The request:
Copy the line with "Parse this screenshot: output" and all lines following it through the last line of the entries, exactly as written.

═══ Record extracts

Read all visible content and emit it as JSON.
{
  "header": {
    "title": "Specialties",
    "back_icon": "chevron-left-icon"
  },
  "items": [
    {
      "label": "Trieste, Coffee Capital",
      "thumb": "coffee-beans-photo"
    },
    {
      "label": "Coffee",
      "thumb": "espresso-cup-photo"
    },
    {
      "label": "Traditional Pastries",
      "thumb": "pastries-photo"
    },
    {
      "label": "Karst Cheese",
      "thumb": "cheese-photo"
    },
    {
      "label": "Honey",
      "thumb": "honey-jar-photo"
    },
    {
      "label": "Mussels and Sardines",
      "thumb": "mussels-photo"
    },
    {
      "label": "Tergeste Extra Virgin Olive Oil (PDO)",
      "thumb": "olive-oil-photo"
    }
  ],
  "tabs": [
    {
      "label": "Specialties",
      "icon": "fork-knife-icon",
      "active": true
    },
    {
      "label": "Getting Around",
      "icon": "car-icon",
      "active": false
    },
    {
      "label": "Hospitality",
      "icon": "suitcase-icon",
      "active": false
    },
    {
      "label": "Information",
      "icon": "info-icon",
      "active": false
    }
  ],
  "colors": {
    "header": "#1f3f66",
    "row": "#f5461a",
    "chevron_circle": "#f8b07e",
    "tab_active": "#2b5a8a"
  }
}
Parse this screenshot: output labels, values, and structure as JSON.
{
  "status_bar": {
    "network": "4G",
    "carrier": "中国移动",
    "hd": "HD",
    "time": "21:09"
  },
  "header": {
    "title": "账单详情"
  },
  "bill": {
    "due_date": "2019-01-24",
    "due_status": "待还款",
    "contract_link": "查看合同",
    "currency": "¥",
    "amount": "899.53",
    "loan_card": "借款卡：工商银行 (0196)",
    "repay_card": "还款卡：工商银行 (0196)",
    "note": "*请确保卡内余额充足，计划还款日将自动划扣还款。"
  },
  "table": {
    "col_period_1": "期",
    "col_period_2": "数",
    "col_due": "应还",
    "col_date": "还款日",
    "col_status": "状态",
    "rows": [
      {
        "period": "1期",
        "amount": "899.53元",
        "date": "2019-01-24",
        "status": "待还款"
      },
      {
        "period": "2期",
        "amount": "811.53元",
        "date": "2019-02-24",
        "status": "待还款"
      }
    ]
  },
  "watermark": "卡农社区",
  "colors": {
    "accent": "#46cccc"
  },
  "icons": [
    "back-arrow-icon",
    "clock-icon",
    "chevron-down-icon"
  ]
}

══════

Answer to this exercise:
Parse this screenshot: output labels, values, and structure as JSON.
{
  "status_bar": {
    "network": "4G",
    "carrier": "中国移动",
    "hd": "HD",
    "time": "21:09"
  },
  "header": {
    "title": "账单详情"
  },
  "bill": {
    "due_date": "2019-01-24",
    "due_status": "待还款",
    "contract_link": "查看合同",
    "currency": "¥",
    "amount": "899.53",
    "loan_card": "借款卡：工商银行 (0196)",
    "repay_card": "还款卡：工商银行 (0196)",
    "note": "*请确保卡内余额充足，计划还款日将自动划扣还款。"
  },
  "table": {
    "col_period_1": "期",
    "col_period_2": "数",
    "col_due": "应还",
    "col_date": "还款日",
    "col_status": "状态",
    "rows": [
      {
        "period": "1期",
        "amount": "899.53元",
        "date": "2019-01-24",
        "status": "待还款"
      },
      {
        "period": "2期",
        "amount": "811.53元",
        "date": "2019-02-24",
        "status": "待还款"
      }
    ]
  },
  "watermark": "卡农社区",
  "colors": {
    "accent": "#46cccc"
  },
  "icons": [
    "back-arrow-icon",
    "clock-icon",
    "chevron-down-icon"
  ]
}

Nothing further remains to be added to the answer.